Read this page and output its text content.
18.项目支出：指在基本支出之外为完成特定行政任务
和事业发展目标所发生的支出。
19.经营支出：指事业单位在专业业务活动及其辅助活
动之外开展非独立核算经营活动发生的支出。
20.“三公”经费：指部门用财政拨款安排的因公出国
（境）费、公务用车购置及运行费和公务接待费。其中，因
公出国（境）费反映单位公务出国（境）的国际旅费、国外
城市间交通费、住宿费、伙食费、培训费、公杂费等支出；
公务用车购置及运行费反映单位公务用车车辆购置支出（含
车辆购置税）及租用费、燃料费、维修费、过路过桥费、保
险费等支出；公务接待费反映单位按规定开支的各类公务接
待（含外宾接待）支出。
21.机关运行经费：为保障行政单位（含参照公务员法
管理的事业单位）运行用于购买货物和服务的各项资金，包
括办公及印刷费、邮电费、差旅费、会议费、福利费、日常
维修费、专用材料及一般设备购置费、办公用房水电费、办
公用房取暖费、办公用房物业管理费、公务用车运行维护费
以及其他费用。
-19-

-=-=-

Pull out each record as written and restate it exactly.

▶ _RESPONSE TO THE TASK_:
Read this page and output its text content.
18.项目支出：指在基本支出之外为完成特定行政任务
和事业发展目标所发生的支出。
19.经营支出：指事业单位在专业业务活动及其辅助活
动之外开展非独立核算经营活动发生的支出。
20.“三公”经费：指部门用财政拨款安排的因公出国
（境）费、公务用车购置及运行费和公务接待费。其中，因
公出国（境）费反映单位公务出国（境）的国际旅费、国外
城市间交通费、住宿费、伙食费、培训费、公杂费等支出；
公务用车购置及运行费反映单位公务用车车辆购置支出（含
车辆购置税）及租用费、燃料费、维修费、过路过桥费、保
险费等支出；公务接待费反映单位按规定开支的各类公务接
待（含外宾接待）支出。
21.机关运行经费：为保障行政单位（含参照公务员法
管理的事业单位）运行用于购买货物和服务的各项资金，包
括办公及印刷费、邮电费、差旅费、会议费、福利费、日常
维修费、专用材料及一般设备购置费、办公用房水电费、办
公用房取暖费、办公用房物业管理费、公务用车运行维护费
以及其他费用。
-19-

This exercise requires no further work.